Stored records:
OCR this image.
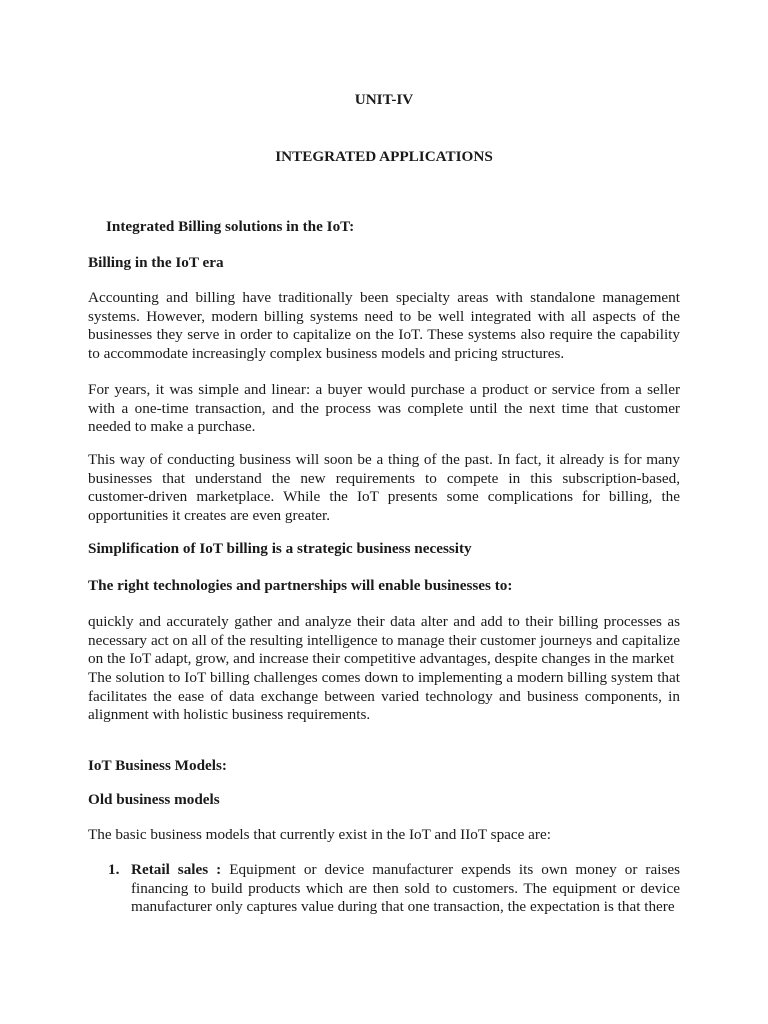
UNIT-IV
INTEGRATED APPLICATIONS
Integrated Billing solutions in the IoT:
Billing in the IoT era
Accounting and billing have traditionally been specialty areas with standalone management systems. However, modern billing systems need to be well integrated with all aspects of the businesses they serve in order to capitalize on the IoT. These systems also require the capability to accommodate increasingly complex business models and pricing structures.
For years, it was simple and linear: a buyer would purchase a product or service from a seller with a one-time transaction, and the process was complete until the next time that customer needed to make a purchase.
This way of conducting business will soon be a thing of the past. In fact, it already is for many businesses that understand the new requirements to compete in this subscription-based, customer-driven marketplace. While the IoT presents some complications for billing, the opportunities it creates are even greater.
Simplification of IoT billing is a strategic business necessity
The right technologies and partnerships will enable businesses to:
quickly and accurately gather and analyze their data alter and add to their billing processes as necessary act on all of the resulting intelligence to manage their customer journeys and capitalize on the IoT adapt, grow, and increase their competitive advantages, despite changes in the market
The solution to IoT billing challenges comes down to implementing a modern billing system that facilitates the ease of data exchange between varied technology and business components, in alignment with holistic business requirements.
IoT Business Models:
Old business models
The basic business models that currently exist in the IoT and IIoT space are:
1. Retail sales : Equipment or device manufacturer expends its own money or raises financing to build products which are then sold to customers. The equipment or device manufacturer only captures value during that one transaction, the expectation is that there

GOAL> Note how many lines of the material contain the string "with". Then report that number by itself.

EXERCISE OUTPUT> 3